** START OF SUPPLIED RECORDS **

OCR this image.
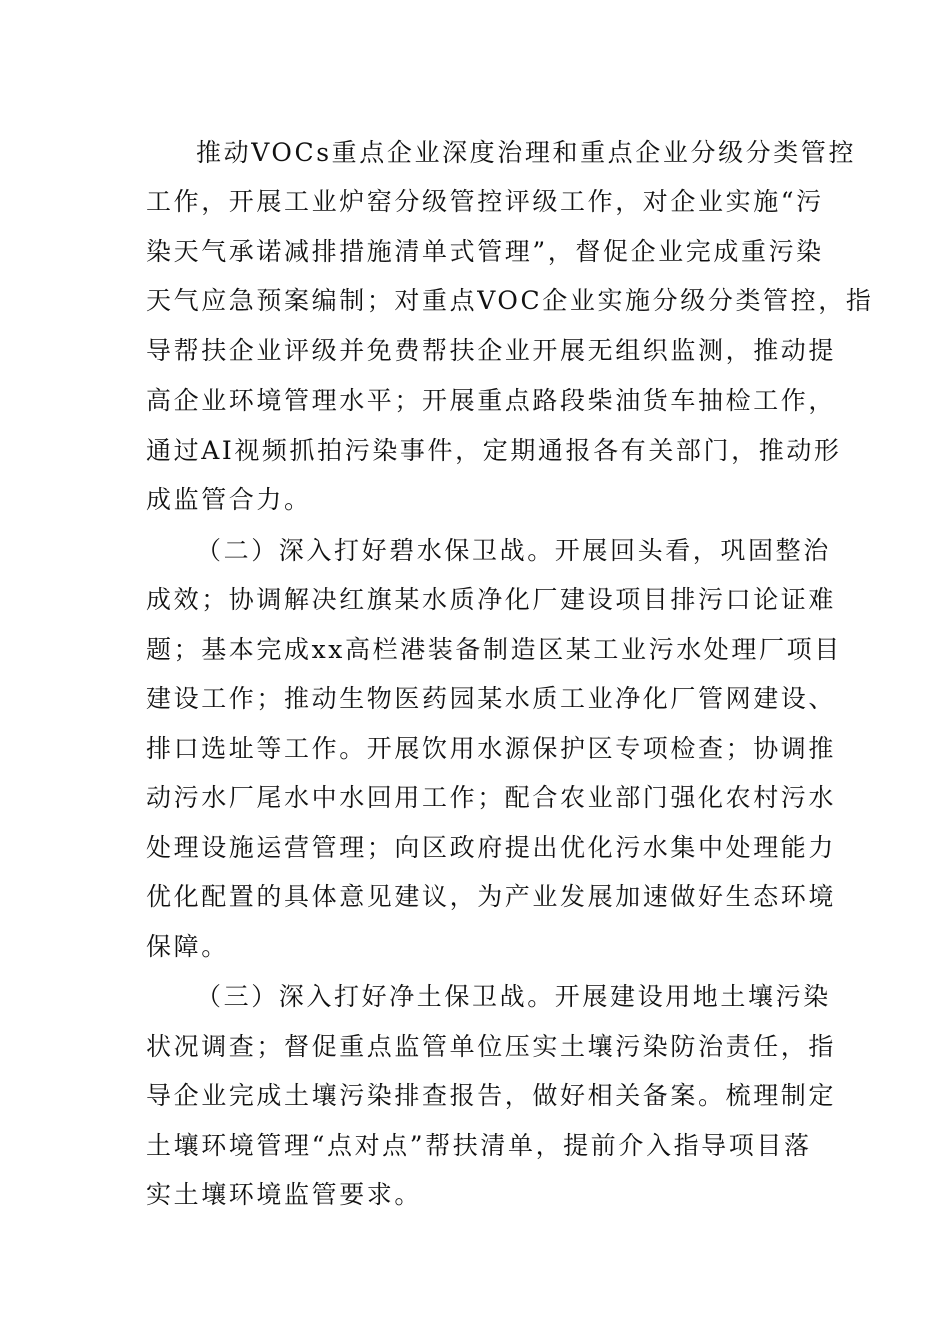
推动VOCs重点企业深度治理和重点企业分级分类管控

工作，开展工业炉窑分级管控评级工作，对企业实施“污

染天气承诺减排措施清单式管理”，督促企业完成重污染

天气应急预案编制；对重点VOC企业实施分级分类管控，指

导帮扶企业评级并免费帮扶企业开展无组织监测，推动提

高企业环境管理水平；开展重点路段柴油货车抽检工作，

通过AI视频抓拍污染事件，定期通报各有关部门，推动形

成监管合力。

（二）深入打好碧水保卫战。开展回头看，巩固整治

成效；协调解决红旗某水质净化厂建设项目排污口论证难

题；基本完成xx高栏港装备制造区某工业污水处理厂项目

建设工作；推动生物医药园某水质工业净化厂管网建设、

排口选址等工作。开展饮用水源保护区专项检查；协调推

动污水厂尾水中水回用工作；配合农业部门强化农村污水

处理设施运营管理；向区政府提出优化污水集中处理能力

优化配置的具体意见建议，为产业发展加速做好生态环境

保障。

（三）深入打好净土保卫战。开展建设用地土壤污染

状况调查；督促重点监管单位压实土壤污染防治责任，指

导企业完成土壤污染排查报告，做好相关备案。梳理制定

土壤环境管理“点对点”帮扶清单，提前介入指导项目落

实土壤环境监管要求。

** END OF SUPPLIED RECORDS **

Skip the pictures and transcribe the rest of the records exactly.

## REPLY TO THE EXERCISE
OCR this image.
推动VOCs重点企业深度治理和重点企业分级分类管控

工作，开展工业炉窑分级管控评级工作，对企业实施“污

染天气承诺减排措施清单式管理”，督促企业完成重污染

天气应急预案编制；对重点VOC企业实施分级分类管控，指

导帮扶企业评级并免费帮扶企业开展无组织监测，推动提

高企业环境管理水平；开展重点路段柴油货车抽检工作，

通过AI视频抓拍污染事件，定期通报各有关部门，推动形

成监管合力。

（二）深入打好碧水保卫战。开展回头看，巩固整治

成效；协调解决红旗某水质净化厂建设项目排污口论证难

题；基本完成xx高栏港装备制造区某工业污水处理厂项目

建设工作；推动生物医药园某水质工业净化厂管网建设、

排口选址等工作。开展饮用水源保护区专项检查；协调推

动污水厂尾水中水回用工作；配合农业部门强化农村污水

处理设施运营管理；向区政府提出优化污水集中处理能力

优化配置的具体意见建议，为产业发展加速做好生态环境

保障。

（三）深入打好净土保卫战。开展建设用地土壤污染

状况调查；督促重点监管单位压实土壤污染防治责任，指

导企业完成土壤污染排查报告，做好相关备案。梳理制定

土壤环境管理“点对点”帮扶清单，提前介入指导项目落

实土壤环境监管要求。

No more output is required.